• _SHORT EXERCISE_:
Filter the entries below, keeping only lines with the word "name".
**** GIVEN DATA
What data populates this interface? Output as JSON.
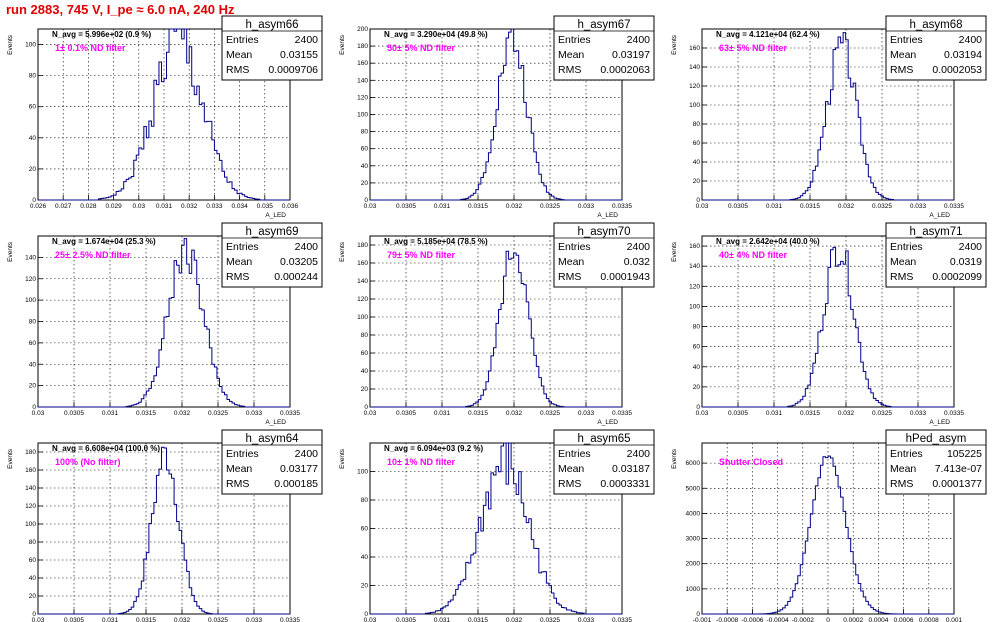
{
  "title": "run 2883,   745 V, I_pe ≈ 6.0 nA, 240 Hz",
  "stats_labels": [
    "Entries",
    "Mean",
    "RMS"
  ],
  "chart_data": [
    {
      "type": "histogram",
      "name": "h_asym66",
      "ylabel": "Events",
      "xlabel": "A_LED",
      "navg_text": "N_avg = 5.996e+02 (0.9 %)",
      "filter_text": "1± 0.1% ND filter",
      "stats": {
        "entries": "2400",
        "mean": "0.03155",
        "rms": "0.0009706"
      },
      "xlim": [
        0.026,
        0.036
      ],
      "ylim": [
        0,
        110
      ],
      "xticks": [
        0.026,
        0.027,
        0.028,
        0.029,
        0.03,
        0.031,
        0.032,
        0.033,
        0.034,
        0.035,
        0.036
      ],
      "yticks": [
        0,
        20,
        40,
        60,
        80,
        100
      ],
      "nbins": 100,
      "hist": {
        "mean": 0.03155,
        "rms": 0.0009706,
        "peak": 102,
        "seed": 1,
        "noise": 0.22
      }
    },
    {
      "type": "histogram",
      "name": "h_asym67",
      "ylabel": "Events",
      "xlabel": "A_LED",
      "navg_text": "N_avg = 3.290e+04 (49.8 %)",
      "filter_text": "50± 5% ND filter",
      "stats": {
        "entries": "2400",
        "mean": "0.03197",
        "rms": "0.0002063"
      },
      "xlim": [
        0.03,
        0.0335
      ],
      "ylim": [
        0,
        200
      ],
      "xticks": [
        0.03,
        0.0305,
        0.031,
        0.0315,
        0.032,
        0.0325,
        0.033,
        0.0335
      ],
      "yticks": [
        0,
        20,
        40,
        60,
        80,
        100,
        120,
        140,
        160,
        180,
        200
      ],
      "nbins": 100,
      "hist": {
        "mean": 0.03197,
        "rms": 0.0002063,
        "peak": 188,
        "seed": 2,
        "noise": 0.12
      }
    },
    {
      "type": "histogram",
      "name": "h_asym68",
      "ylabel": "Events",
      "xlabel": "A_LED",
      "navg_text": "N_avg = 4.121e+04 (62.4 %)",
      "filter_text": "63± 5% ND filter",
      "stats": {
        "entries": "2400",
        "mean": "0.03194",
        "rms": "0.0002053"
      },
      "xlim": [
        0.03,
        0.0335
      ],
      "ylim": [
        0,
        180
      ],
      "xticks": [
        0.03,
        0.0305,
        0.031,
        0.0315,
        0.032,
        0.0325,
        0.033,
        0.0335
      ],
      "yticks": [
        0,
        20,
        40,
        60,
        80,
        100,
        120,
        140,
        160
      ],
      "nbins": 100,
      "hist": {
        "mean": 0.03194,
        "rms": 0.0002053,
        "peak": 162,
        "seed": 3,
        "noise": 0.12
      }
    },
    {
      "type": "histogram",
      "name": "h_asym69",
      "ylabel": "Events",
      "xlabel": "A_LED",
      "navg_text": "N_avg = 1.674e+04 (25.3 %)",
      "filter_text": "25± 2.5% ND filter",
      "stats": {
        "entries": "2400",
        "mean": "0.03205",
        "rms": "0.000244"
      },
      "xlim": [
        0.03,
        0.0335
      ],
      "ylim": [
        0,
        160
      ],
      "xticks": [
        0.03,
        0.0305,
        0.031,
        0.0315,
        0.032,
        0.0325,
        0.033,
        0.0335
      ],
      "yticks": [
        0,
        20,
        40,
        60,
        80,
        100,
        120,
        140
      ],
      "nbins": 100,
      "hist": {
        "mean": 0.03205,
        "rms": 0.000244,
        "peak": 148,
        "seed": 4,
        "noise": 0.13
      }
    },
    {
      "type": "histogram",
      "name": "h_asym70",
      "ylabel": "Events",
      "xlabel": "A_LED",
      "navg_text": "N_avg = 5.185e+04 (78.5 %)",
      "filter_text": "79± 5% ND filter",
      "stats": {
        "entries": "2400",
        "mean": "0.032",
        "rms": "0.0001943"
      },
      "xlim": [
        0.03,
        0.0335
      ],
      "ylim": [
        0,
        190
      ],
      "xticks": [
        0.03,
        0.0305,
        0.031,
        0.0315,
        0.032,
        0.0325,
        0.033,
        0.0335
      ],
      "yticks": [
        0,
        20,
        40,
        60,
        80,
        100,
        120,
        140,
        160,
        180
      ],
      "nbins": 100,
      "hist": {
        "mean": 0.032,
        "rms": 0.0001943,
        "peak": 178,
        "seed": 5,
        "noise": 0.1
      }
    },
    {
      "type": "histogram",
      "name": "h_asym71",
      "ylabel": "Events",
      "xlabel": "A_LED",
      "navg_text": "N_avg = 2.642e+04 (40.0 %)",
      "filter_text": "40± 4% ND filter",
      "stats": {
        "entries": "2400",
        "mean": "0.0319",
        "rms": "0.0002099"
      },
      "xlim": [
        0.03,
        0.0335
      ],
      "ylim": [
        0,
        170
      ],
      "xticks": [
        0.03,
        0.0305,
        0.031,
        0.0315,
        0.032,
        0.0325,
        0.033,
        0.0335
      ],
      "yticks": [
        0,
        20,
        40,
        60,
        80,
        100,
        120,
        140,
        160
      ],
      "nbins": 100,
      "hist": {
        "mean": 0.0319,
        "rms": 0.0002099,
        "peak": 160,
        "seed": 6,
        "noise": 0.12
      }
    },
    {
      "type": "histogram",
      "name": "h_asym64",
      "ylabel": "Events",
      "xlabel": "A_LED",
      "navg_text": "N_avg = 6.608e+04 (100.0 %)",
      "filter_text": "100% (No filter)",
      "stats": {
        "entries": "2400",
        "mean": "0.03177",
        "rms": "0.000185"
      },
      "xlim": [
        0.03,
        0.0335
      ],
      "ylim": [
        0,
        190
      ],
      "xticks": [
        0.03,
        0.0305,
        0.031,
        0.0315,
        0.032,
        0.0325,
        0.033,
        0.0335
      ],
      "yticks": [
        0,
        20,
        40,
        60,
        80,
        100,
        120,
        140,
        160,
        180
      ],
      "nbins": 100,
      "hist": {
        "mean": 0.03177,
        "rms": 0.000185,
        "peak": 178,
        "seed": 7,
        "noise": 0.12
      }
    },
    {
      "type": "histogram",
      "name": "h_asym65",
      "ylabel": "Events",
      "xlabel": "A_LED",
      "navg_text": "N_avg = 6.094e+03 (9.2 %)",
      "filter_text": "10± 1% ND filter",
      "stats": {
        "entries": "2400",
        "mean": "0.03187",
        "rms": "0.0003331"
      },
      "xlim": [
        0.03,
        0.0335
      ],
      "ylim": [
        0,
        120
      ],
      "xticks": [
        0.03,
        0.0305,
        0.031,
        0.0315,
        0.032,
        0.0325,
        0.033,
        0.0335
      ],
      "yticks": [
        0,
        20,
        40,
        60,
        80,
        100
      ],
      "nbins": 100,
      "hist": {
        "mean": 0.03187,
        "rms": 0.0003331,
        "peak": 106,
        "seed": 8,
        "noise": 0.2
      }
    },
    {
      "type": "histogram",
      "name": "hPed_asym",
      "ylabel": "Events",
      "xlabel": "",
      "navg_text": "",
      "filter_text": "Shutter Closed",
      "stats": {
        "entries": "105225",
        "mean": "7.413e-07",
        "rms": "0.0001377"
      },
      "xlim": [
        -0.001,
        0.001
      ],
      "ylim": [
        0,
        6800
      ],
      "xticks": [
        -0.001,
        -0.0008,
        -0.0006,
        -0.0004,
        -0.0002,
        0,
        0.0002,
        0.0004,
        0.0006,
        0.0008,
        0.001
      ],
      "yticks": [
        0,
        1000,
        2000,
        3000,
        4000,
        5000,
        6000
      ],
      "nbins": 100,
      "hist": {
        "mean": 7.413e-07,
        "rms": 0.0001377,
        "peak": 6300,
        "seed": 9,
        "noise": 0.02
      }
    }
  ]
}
********
**** GIVEN DATA
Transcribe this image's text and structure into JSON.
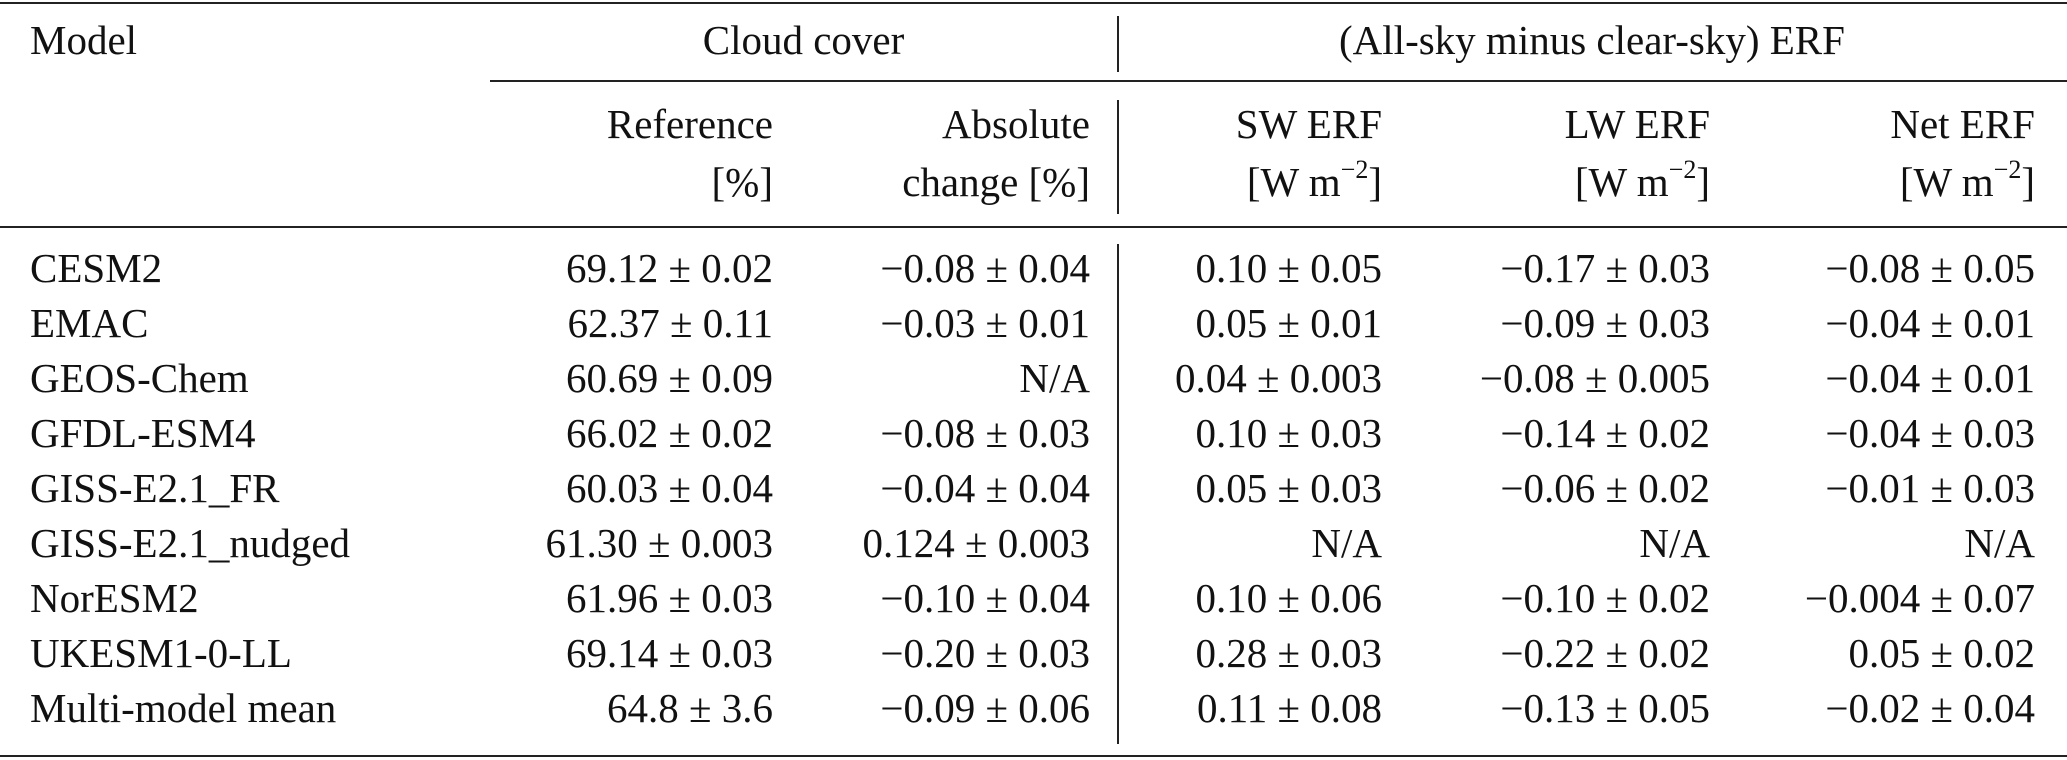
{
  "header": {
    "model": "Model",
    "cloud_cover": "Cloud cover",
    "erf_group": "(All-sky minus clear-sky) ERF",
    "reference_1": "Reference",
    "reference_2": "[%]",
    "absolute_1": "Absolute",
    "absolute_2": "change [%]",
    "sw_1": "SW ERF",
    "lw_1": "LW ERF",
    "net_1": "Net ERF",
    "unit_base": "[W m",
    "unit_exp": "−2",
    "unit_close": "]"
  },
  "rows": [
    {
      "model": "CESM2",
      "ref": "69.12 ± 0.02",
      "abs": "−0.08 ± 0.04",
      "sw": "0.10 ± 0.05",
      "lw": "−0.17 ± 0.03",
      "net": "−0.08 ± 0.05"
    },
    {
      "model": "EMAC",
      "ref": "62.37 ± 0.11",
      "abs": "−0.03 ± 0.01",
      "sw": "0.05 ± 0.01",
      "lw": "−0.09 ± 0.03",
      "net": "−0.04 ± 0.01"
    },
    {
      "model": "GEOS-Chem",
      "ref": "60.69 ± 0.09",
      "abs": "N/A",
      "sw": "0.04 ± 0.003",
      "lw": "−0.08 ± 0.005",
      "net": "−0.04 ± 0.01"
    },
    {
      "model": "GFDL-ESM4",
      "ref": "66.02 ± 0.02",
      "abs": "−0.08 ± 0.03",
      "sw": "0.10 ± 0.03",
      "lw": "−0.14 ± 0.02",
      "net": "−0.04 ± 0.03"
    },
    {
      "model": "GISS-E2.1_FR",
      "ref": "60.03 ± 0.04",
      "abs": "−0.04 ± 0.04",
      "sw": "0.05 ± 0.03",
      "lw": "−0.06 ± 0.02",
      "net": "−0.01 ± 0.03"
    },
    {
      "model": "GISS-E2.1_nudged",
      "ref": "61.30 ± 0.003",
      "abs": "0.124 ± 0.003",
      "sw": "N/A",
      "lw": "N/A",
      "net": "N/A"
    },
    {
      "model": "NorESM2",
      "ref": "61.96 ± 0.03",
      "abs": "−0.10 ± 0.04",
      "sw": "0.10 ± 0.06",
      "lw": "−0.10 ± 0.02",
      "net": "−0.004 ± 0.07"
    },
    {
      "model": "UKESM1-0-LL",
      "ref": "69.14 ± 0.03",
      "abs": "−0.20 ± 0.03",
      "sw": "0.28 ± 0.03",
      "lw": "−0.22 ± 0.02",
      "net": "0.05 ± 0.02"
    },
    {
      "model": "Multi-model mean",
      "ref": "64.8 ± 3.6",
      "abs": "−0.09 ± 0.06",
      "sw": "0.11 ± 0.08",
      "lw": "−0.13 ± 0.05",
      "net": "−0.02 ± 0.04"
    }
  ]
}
********
• _OUTPUT_:
      "name": "h_asym66",
      "name": "h_asym67",
      "name": "h_asym68",
      "name": "h_asym69",
      "name": "h_asym70",
      "name": "h_asym71",
      "name": "h_asym64",
      "name": "h_asym65",
      "name": "hPed_asym",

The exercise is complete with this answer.